### Task details
Without the pictures, print each of the records below exactly as it appears.

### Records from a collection
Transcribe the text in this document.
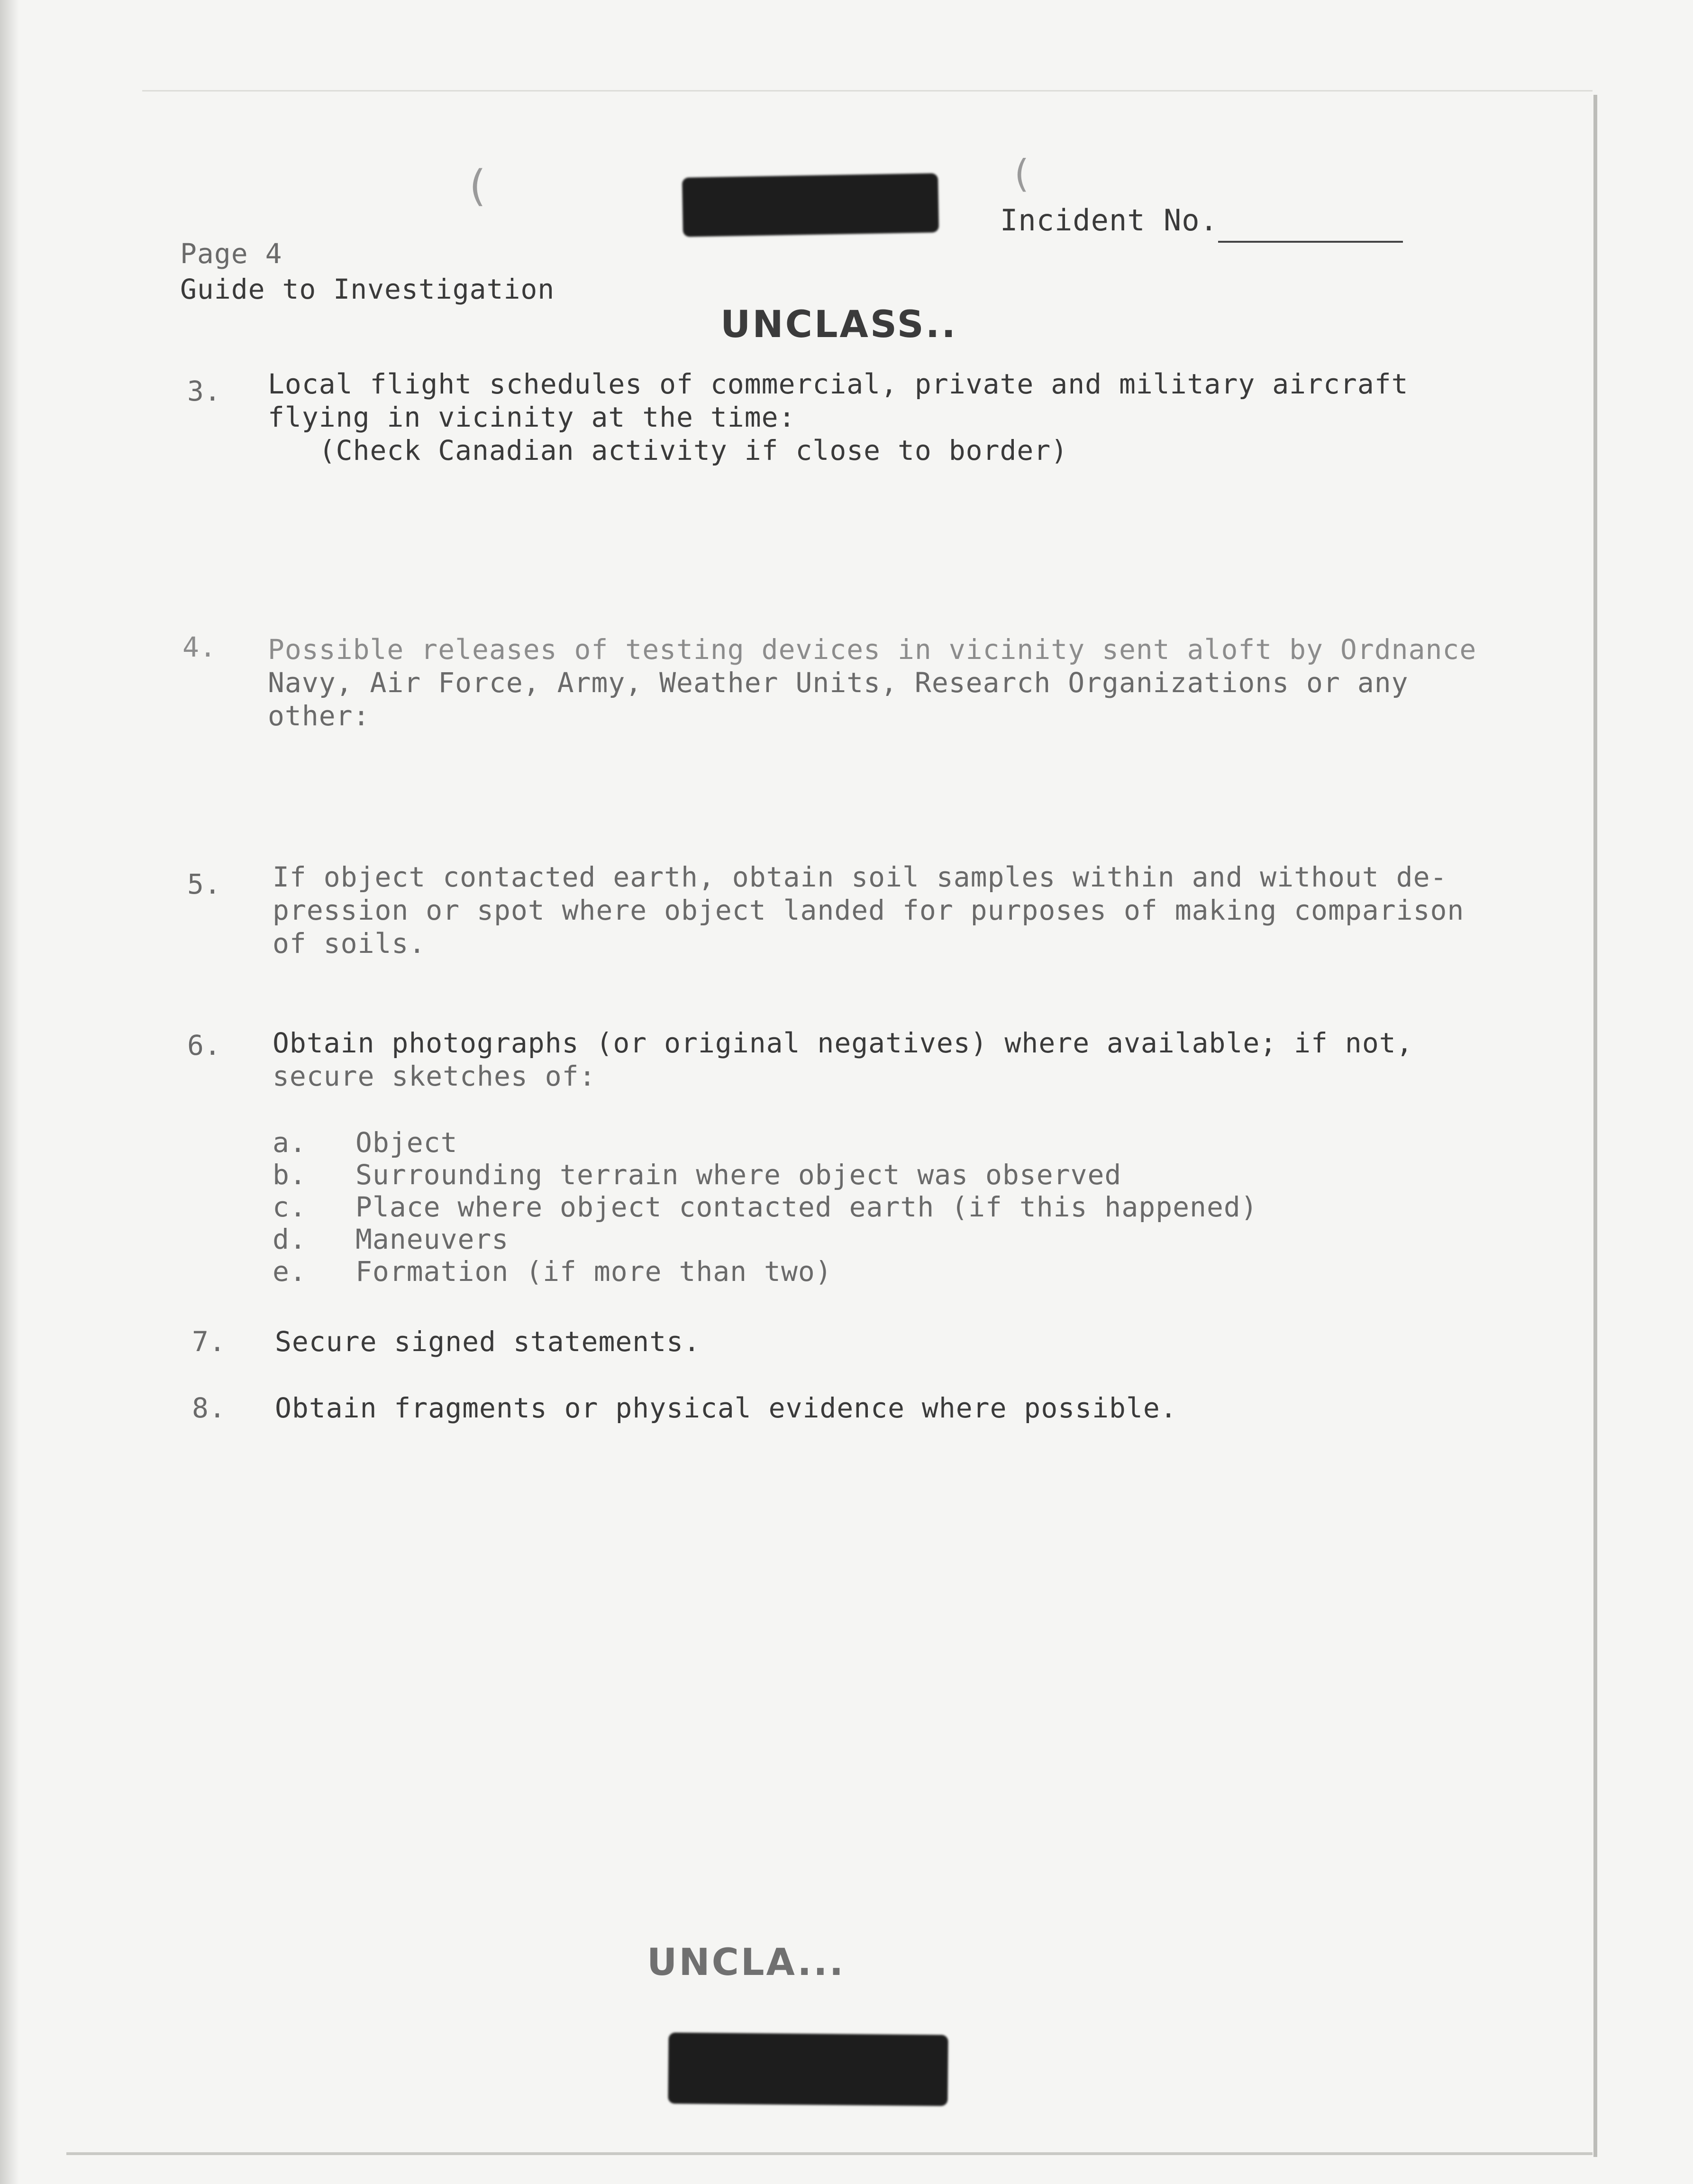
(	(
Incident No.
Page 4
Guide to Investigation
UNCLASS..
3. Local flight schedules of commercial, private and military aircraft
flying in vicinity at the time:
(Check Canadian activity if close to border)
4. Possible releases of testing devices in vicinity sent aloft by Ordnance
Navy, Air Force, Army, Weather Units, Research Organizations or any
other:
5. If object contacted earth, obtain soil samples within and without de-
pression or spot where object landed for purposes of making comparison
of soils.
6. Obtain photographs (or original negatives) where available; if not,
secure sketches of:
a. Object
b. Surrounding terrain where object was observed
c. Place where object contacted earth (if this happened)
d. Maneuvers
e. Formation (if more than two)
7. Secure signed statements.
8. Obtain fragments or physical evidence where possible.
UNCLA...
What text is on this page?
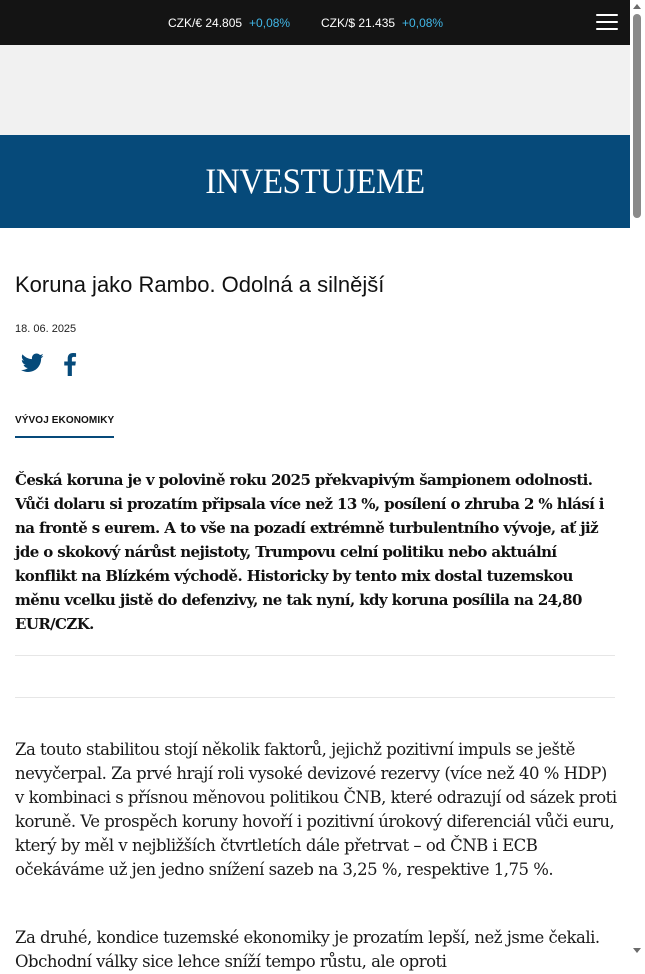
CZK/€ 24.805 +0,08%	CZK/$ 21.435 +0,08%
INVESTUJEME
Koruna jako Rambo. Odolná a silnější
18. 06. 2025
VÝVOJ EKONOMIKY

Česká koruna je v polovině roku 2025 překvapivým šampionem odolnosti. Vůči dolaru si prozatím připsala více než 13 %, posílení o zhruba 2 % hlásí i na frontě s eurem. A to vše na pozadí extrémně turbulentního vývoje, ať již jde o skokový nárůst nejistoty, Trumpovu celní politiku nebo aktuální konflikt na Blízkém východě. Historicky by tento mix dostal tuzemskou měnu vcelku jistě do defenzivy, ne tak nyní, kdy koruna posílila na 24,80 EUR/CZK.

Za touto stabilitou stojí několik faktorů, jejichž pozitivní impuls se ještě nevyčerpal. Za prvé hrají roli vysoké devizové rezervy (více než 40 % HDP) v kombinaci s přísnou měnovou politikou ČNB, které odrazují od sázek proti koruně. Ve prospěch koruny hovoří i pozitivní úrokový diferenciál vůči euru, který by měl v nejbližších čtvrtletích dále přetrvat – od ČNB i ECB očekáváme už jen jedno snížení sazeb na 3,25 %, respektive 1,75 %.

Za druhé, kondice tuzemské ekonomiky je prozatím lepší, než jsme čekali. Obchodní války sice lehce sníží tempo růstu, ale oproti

### Completed task
Transcribe the text in this document.
(	(
Incident No.
Page 4
Guide to Investigation
UNCLASS..
3. Local flight schedules of commercial, private and military aircraft
flying in vicinity at the time:
(Check Canadian activity if close to border)
4. Possible releases of testing devices in vicinity sent aloft by Ordnance
Navy, Air Force, Army, Weather Units, Research Organizations or any
other:
5. If object contacted earth, obtain soil samples within and without de-
pression or spot where object landed for purposes of making comparison
of soils.
6. Obtain photographs (or original negatives) where available; if not,
secure sketches of:
a. Object
b. Surrounding terrain where object was observed
c. Place where object contacted earth (if this happened)
d. Maneuvers
e. Formation (if more than two)
7. Secure signed statements.
8. Obtain fragments or physical evidence where possible.
UNCLA...
What text is on this page?
CZK/€ 24.805 +0,08%	CZK/$ 21.435 +0,08%
INVESTUJEME
Koruna jako Rambo. Odolná a silnější
18. 06. 2025
VÝVOJ EKONOMIKY

Česká koruna je v polovině roku 2025 překvapivým šampionem odolnosti. Vůči dolaru si prozatím připsala více než 13 %, posílení o zhruba 2 % hlásí i na frontě s eurem. A to vše na pozadí extrémně turbulentního vývoje, ať již jde o skokový nárůst nejistoty, Trumpovu celní politiku nebo aktuální konflikt na Blízkém východě. Historicky by tento mix dostal tuzemskou měnu vcelku jistě do defenzivy, ne tak nyní, kdy koruna posílila na 24,80 EUR/CZK.

Za touto stabilitou stojí několik faktorů, jejichž pozitivní impuls se ještě nevyčerpal. Za prvé hrají roli vysoké devizové rezervy (více než 40 % HDP) v kombinaci s přísnou měnovou politikou ČNB, které odrazují od sázek proti koruně. Ve prospěch koruny hovoří i pozitivní úrokový diferenciál vůči euru, který by měl v nejbližších čtvrtletích dále přetrvat – od ČNB i ECB očekáváme už jen jedno snížení sazeb na 3,25 %, respektive 1,75 %.

Za druhé, kondice tuzemské ekonomiky je prozatím lepší, než jsme čekali. Obchodní války sice lehce sníží tempo růstu, ale oproti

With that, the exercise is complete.